> [Request]: Transcribe every line of the records verbatim.

> [Listed entries]:
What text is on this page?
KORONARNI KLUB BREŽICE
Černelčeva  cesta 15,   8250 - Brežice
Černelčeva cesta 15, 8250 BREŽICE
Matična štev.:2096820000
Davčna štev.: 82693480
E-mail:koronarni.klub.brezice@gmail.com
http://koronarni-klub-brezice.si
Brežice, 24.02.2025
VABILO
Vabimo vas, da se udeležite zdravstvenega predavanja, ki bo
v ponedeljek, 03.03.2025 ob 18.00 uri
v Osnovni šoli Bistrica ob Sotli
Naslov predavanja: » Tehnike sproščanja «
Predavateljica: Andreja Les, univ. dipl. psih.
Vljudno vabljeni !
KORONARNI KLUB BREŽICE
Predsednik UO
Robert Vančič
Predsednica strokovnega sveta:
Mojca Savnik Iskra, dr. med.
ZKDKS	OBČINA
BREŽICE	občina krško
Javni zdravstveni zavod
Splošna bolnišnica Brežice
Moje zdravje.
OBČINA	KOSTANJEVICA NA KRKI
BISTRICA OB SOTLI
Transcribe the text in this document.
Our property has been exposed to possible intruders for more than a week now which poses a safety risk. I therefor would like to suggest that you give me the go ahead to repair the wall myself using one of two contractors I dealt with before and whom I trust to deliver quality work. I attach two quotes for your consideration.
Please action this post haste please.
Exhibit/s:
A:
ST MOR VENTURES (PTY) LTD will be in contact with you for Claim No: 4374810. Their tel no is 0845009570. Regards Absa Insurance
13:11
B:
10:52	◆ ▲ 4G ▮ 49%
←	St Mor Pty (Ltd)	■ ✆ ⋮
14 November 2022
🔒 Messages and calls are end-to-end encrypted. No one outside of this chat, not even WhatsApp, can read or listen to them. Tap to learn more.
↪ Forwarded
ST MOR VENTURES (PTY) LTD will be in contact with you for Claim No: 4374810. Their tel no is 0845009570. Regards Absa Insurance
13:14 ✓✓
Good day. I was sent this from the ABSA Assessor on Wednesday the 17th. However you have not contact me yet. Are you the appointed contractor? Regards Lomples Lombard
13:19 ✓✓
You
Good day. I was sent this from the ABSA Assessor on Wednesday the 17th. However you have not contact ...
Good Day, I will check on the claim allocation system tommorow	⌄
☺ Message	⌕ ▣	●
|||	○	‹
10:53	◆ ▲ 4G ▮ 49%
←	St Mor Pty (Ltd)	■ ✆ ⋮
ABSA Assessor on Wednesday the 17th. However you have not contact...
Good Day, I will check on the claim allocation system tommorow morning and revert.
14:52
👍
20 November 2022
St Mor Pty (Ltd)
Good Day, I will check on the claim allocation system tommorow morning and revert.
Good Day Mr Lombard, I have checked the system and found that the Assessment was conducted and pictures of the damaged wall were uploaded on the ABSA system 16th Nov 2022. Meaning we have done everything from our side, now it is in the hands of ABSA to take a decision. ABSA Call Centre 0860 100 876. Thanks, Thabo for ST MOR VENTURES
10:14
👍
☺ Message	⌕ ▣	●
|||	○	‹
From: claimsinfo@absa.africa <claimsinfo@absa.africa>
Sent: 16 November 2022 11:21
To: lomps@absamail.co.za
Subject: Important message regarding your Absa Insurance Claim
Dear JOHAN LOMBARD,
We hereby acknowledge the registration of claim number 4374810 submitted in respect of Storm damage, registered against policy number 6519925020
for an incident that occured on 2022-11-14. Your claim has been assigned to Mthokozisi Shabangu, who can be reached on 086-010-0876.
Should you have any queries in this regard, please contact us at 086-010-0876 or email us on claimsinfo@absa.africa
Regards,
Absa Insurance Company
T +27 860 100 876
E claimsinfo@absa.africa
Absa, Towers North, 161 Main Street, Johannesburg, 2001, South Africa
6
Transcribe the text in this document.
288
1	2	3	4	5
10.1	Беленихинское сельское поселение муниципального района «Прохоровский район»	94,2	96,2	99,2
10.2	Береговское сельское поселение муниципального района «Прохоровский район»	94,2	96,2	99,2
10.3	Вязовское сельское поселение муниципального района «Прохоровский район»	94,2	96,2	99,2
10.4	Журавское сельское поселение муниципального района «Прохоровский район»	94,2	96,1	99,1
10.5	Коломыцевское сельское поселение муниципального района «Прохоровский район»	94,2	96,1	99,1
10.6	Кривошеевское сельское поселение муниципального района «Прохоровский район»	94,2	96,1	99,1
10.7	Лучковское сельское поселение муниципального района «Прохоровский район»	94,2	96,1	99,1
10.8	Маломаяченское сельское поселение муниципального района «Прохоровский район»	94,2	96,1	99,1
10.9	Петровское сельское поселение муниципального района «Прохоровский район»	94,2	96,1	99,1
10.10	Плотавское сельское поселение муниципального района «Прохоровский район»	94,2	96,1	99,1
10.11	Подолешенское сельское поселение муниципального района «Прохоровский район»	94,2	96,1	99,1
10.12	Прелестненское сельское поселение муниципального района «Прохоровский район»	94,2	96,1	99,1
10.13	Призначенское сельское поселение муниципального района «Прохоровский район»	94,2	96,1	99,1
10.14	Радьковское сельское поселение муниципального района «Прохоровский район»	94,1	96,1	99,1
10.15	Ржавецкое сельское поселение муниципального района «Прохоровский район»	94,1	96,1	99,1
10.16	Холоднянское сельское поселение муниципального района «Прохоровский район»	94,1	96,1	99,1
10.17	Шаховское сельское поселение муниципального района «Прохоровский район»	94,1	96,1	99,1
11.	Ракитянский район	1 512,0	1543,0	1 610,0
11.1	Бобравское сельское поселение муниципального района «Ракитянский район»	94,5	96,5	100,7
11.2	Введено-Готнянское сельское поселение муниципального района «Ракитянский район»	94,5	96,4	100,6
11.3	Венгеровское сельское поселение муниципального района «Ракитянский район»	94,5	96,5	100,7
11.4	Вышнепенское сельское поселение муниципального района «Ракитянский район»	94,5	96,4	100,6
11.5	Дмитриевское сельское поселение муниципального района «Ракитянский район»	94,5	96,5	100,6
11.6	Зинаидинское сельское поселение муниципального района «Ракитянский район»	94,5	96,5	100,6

> [Finished answer]:
What text is on this page?
KORONARNI KLUB BREŽICE
Černelčeva  cesta 15,   8250 - Brežice
Černelčeva cesta 15, 8250 BREŽICE
Matična štev.:2096820000
Davčna štev.: 82693480
E-mail:koronarni.klub.brezice@gmail.com
http://koronarni-klub-brezice.si
Brežice, 24.02.2025
VABILO
Vabimo vas, da se udeležite zdravstvenega predavanja, ki bo
v ponedeljek, 03.03.2025 ob 18.00 uri
v Osnovni šoli Bistrica ob Sotli
Naslov predavanja: » Tehnike sproščanja «
Predavateljica: Andreja Les, univ. dipl. psih.
Vljudno vabljeni !
KORONARNI KLUB BREŽICE
Predsednik UO
Robert Vančič
Predsednica strokovnega sveta:
Mojca Savnik Iskra, dr. med.
ZKDKS	OBČINA
BREŽICE	občina krško
Javni zdravstveni zavod
Splošna bolnišnica Brežice
Moje zdravje.
OBČINA	KOSTANJEVICA NA KRKI
BISTRICA OB SOTLI
Transcribe the text in this document.
Our property has been exposed to possible intruders for more than a week now which poses a safety risk. I therefor would like to suggest that you give me the go ahead to repair the wall myself using one of two contractors I dealt with before and whom I trust to deliver quality work. I attach two quotes for your consideration.
Please action this post haste please.
Exhibit/s:
A:
ST MOR VENTURES (PTY) LTD will be in contact with you for Claim No: 4374810. Their tel no is 0845009570. Regards Absa Insurance
13:11
B:
10:52	◆ ▲ 4G ▮ 49%
←	St Mor Pty (Ltd)	■ ✆ ⋮
14 November 2022
🔒 Messages and calls are end-to-end encrypted. No one outside of this chat, not even WhatsApp, can read or listen to them. Tap to learn more.
↪ Forwarded
ST MOR VENTURES (PTY) LTD will be in contact with you for Claim No: 4374810. Their tel no is 0845009570. Regards Absa Insurance
13:14 ✓✓
Good day. I was sent this from the ABSA Assessor on Wednesday the 17th. However you have not contact me yet. Are you the appointed contractor? Regards Lomples Lombard
13:19 ✓✓
You
Good day. I was sent this from the ABSA Assessor on Wednesday the 17th. However you have not contact ...
Good Day, I will check on the claim allocation system tommorow	⌄
☺ Message	⌕ ▣	●
|||	○	‹
10:53	◆ ▲ 4G ▮ 49%
←	St Mor Pty (Ltd)	■ ✆ ⋮
ABSA Assessor on Wednesday the 17th. However you have not contact...
Good Day, I will check on the claim allocation system tommorow morning and revert.
14:52
👍
20 November 2022
St Mor Pty (Ltd)
Good Day, I will check on the claim allocation system tommorow morning and revert.
Good Day Mr Lombard, I have checked the system and found that the Assessment was conducted and pictures of the damaged wall were uploaded on the ABSA system 16th Nov 2022. Meaning we have done everything from our side, now it is in the hands of ABSA to take a decision. ABSA Call Centre 0860 100 876. Thanks, Thabo for ST MOR VENTURES
10:14
👍
☺ Message	⌕ ▣	●
|||	○	‹
From: claimsinfo@absa.africa <claimsinfo@absa.africa>
Sent: 16 November 2022 11:21
To: lomps@absamail.co.za
Subject: Important message regarding your Absa Insurance Claim
Dear JOHAN LOMBARD,
We hereby acknowledge the registration of claim number 4374810 submitted in respect of Storm damage, registered against policy number 6519925020
for an incident that occured on 2022-11-14. Your claim has been assigned to Mthokozisi Shabangu, who can be reached on 086-010-0876.
Should you have any queries in this regard, please contact us at 086-010-0876 or email us on claimsinfo@absa.africa
Regards,
Absa Insurance Company
T +27 860 100 876
E claimsinfo@absa.africa
Absa, Towers North, 161 Main Street, Johannesburg, 2001, South Africa
6
Transcribe the text in this document.
288
1	2	3	4	5
10.1	Беленихинское сельское поселение муниципального района «Прохоровский район»	94,2	96,2	99,2
10.2	Береговское сельское поселение муниципального района «Прохоровский район»	94,2	96,2	99,2
10.3	Вязовское сельское поселение муниципального района «Прохоровский район»	94,2	96,2	99,2
10.4	Журавское сельское поселение муниципального района «Прохоровский район»	94,2	96,1	99,1
10.5	Коломыцевское сельское поселение муниципального района «Прохоровский район»	94,2	96,1	99,1
10.6	Кривошеевское сельское поселение муниципального района «Прохоровский район»	94,2	96,1	99,1
10.7	Лучковское сельское поселение муниципального района «Прохоровский район»	94,2	96,1	99,1
10.8	Маломаяченское сельское поселение муниципального района «Прохоровский район»	94,2	96,1	99,1
10.9	Петровское сельское поселение муниципального района «Прохоровский район»	94,2	96,1	99,1
10.10	Плотавское сельское поселение муниципального района «Прохоровский район»	94,2	96,1	99,1
10.11	Подолешенское сельское поселение муниципального района «Прохоровский район»	94,2	96,1	99,1
10.12	Прелестненское сельское поселение муниципального района «Прохоровский район»	94,2	96,1	99,1
10.13	Призначенское сельское поселение муниципального района «Прохоровский район»	94,2	96,1	99,1
10.14	Радьковское сельское поселение муниципального района «Прохоровский район»	94,1	96,1	99,1
10.15	Ржавецкое сельское поселение муниципального района «Прохоровский район»	94,1	96,1	99,1
10.16	Холоднянское сельское поселение муниципального района «Прохоровский район»	94,1	96,1	99,1
10.17	Шаховское сельское поселение муниципального района «Прохоровский район»	94,1	96,1	99,1
11.	Ракитянский район	1 512,0	1543,0	1 610,0
11.1	Бобравское сельское поселение муниципального района «Ракитянский район»	94,5	96,5	100,7
11.2	Введено-Готнянское сельское поселение муниципального района «Ракитянский район»	94,5	96,4	100,6
11.3	Венгеровское сельское поселение муниципального района «Ракитянский район»	94,5	96,5	100,7
11.4	Вышнепенское сельское поселение муниципального района «Ракитянский район»	94,5	96,4	100,6
11.5	Дмитриевское сельское поселение муниципального района «Ракитянский район»	94,5	96,5	100,6
11.6	Зинаидинское сельское поселение муниципального района «Ракитянский район»	94,5	96,5	100,6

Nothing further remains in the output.